Extract every line from the records below that contains the word "might".

******************************

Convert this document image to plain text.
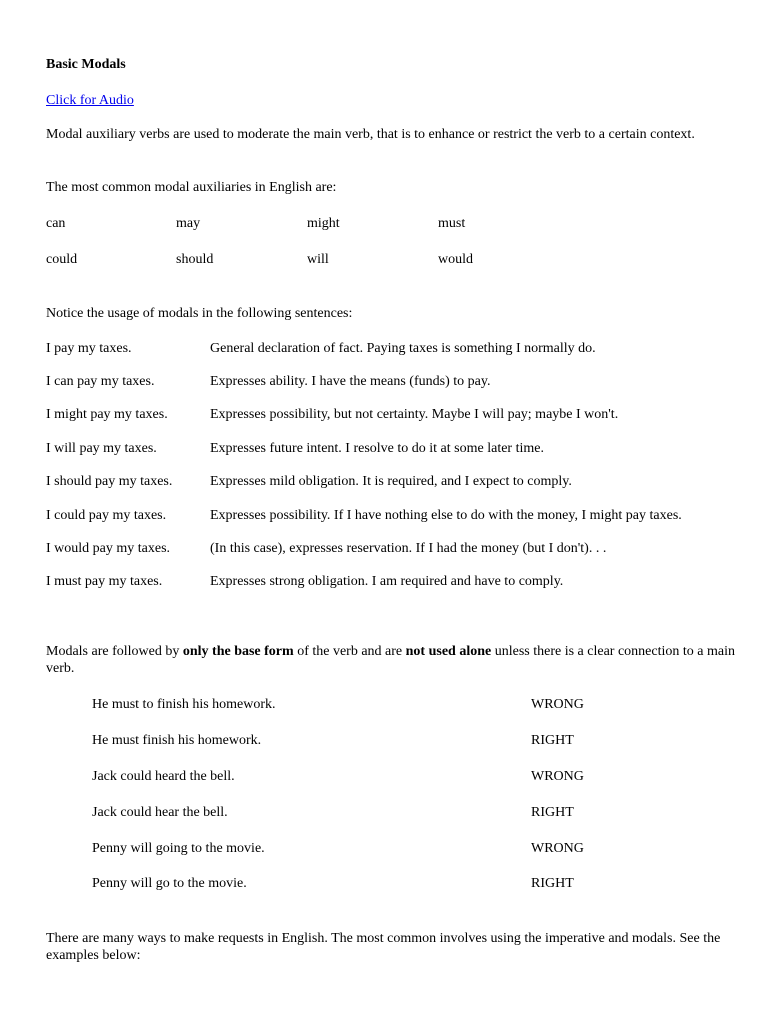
Basic Modals
Click for Audio
Modal auxiliary verbs are used to moderate the main verb, that is to enhance or restrict the verb to a certain context.
The most common modal auxiliaries in English are:
can	may	might	must
could	should	will	would
Notice the usage of modals in the following sentences:
I pay my taxes.	General declaration of fact. Paying taxes is something I normally do.
I can pay my taxes.	Expresses ability. I have the means (funds) to pay.
I might pay my taxes.	Expresses possibility, but not certainty. Maybe I will pay; maybe I won't.
I will pay my taxes.	Expresses future intent. I resolve to do it at some later time.
I should pay my taxes.	Expresses mild obligation. It is required, and I expect to comply.
I could pay my taxes.	Expresses possibility. If I have nothing else to do with the money, I might pay taxes.
I would pay my taxes.	(In this case), expresses reservation. If I had the money (but I don't). . .
I must pay my taxes.	Expresses strong obligation. I am required and have to comply.
Modals are followed by only the base form of the verb and are not used alone unless there is a clear connection to a main verb.
He must to finish his homework.	WRONG
He must finish his homework.	RIGHT
Jack could heard the bell.	WRONG
Jack could hear the bell.	RIGHT
Penny will going to the movie.	WRONG
Penny will go to the movie.	RIGHT
There are many ways to make requests in English. The most common involves using the imperative and modals. See the examples below:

******************************

◆ **THE RESPONSE**:
can	may	might	must
I might pay my taxes.	Expresses possibility, but not certainty. Maybe I will pay; maybe I won't.
I could pay my taxes.	Expresses possibility. If I have nothing else to do with the money, I might pay taxes.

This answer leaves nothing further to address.